▶ [The task] Read through the data, and wherever a line holds the word "list", write that line out.

▶ [Dataset records]
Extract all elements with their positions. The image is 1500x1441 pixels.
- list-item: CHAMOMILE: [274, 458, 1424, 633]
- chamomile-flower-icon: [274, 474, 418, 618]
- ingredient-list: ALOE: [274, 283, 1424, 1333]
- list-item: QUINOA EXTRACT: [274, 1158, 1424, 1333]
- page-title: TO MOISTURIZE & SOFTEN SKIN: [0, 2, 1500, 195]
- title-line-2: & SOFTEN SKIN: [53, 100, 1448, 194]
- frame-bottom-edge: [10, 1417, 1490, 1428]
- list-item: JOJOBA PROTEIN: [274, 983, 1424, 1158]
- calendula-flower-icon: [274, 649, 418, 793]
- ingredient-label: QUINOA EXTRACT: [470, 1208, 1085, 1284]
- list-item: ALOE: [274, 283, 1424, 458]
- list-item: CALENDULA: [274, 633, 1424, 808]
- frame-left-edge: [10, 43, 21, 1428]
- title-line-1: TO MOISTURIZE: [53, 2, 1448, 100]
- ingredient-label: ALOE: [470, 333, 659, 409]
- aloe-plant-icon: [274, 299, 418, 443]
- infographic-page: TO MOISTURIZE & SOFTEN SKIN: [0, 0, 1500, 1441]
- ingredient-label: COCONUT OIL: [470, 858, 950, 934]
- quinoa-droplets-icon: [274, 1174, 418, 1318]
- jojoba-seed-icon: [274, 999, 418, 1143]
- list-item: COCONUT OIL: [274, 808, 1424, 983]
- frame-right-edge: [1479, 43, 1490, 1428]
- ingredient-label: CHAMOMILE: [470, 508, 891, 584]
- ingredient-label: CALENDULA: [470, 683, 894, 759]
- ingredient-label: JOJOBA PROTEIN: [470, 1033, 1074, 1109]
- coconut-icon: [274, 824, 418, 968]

▶ [Result of the task]
- list-item: CHAMOMILE: [274, 458, 1424, 633]
- ingredient-list: ALOE: [274, 283, 1424, 1333]
- list-item: QUINOA EXTRACT: [274, 1158, 1424, 1333]
- list-item: JOJOBA PROTEIN: [274, 983, 1424, 1158]
- list-item: ALOE: [274, 283, 1424, 458]
- list-item: CALENDULA: [274, 633, 1424, 808]
- list-item: COCONUT OIL: [274, 808, 1424, 983]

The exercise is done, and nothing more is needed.